● EXERCISE DETAILS:
Find every line in the records below that holds the word "around", and copy it out.

● RECORDS SHOWN:
====
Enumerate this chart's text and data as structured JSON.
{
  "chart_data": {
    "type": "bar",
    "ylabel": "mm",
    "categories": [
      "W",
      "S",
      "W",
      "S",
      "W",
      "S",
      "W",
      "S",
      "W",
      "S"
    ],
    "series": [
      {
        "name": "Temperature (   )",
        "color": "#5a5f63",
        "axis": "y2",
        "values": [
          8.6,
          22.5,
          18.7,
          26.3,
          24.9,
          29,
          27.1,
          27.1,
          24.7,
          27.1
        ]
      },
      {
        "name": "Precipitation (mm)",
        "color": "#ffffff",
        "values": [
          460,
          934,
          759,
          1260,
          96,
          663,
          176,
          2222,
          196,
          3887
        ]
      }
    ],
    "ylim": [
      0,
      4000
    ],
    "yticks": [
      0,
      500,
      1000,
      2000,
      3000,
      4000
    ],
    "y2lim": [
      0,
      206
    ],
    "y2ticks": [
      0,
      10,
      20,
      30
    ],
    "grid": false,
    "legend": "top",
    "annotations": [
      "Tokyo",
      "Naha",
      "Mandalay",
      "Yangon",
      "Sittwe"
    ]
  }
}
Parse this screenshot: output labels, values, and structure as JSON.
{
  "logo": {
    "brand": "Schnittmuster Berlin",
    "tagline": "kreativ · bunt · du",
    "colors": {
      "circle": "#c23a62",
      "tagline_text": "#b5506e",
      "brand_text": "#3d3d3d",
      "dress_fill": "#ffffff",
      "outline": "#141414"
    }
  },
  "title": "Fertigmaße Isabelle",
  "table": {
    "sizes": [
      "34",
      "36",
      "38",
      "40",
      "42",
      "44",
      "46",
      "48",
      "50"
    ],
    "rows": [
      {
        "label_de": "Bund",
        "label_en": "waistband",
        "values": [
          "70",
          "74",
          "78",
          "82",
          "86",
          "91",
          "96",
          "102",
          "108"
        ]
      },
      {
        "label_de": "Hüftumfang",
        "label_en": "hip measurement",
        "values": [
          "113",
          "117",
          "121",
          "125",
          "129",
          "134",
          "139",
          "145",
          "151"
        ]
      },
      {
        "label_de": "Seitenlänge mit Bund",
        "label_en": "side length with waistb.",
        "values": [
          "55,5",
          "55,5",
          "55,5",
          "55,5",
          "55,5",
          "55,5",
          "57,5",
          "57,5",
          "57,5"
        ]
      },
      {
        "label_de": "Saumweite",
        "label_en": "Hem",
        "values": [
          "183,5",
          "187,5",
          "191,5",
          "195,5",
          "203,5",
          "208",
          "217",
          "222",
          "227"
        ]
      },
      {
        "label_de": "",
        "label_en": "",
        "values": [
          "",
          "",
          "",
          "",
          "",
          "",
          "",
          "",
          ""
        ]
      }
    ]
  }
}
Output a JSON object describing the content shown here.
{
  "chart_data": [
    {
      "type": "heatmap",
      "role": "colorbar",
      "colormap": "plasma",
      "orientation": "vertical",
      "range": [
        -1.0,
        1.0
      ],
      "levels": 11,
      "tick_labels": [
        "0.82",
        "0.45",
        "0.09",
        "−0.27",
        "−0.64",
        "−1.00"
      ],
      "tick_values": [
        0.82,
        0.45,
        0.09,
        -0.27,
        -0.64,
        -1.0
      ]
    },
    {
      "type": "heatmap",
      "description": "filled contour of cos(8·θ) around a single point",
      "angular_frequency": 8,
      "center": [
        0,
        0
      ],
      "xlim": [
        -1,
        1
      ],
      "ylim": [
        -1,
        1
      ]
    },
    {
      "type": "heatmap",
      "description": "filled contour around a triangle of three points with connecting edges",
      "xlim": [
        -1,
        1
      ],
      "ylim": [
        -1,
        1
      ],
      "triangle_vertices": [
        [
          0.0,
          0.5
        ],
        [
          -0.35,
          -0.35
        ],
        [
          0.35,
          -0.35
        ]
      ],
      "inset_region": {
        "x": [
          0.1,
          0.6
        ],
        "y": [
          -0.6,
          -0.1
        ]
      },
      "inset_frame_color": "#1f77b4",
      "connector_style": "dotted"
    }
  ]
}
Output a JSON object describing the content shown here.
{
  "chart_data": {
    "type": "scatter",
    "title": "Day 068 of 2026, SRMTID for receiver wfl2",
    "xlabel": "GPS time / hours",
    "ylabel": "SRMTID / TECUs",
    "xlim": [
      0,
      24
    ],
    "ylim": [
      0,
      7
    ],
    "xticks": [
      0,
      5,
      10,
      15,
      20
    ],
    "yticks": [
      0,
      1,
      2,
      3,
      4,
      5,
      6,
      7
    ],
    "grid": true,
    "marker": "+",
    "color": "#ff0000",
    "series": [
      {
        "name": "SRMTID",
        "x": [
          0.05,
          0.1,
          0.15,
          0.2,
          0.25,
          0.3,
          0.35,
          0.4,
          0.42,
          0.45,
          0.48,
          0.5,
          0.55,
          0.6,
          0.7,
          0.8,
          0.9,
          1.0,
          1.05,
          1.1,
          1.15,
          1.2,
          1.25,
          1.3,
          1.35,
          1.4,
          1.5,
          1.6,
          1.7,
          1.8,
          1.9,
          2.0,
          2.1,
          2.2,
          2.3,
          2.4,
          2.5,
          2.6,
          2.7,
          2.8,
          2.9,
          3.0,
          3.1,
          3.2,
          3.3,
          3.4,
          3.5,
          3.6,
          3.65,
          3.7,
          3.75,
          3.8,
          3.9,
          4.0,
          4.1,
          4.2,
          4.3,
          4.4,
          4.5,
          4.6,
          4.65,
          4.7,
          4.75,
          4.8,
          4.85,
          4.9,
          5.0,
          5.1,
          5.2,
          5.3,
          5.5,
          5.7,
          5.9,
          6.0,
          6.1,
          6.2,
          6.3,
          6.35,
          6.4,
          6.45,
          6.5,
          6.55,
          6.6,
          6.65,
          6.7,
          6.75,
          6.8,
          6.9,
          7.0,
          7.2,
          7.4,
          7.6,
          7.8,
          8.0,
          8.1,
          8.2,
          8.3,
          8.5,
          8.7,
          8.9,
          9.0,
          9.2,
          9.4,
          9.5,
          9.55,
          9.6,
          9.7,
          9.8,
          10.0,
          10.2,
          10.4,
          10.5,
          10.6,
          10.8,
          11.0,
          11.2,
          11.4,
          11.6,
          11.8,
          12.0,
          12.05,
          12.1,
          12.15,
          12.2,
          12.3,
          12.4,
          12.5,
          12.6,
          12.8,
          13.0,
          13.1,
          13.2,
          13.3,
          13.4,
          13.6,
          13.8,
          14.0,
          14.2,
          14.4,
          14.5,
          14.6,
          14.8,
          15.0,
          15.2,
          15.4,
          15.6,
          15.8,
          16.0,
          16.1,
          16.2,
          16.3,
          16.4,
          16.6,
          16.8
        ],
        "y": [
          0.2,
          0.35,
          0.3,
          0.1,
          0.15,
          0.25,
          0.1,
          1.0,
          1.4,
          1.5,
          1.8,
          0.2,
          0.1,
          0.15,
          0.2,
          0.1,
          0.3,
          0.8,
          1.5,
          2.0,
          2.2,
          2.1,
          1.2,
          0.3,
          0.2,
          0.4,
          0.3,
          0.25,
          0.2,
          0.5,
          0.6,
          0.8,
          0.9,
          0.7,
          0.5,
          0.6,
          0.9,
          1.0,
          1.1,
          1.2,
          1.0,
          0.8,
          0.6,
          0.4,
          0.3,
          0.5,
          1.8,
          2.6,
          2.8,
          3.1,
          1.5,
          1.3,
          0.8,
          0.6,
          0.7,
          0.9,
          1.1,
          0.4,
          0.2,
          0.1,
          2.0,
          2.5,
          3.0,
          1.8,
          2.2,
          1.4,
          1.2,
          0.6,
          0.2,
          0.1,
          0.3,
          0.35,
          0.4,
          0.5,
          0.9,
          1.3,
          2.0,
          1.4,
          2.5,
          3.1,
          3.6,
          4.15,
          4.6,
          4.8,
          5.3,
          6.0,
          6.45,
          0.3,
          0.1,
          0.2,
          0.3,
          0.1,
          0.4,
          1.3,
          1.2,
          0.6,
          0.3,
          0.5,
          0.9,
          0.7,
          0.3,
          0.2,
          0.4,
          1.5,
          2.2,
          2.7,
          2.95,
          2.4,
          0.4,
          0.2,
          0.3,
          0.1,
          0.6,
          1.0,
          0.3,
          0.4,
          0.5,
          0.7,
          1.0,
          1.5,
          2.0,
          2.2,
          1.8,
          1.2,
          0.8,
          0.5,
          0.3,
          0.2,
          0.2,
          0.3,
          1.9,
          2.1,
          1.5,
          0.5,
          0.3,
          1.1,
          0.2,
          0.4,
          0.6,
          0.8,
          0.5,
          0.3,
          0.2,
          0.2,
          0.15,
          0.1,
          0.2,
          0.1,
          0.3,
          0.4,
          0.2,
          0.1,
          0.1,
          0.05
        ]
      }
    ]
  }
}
====
● TASK RESULT:
      "description": "filled contour of cos(8·θ) around a single point",
      "description": "filled contour around a triangle of three points with connecting edges",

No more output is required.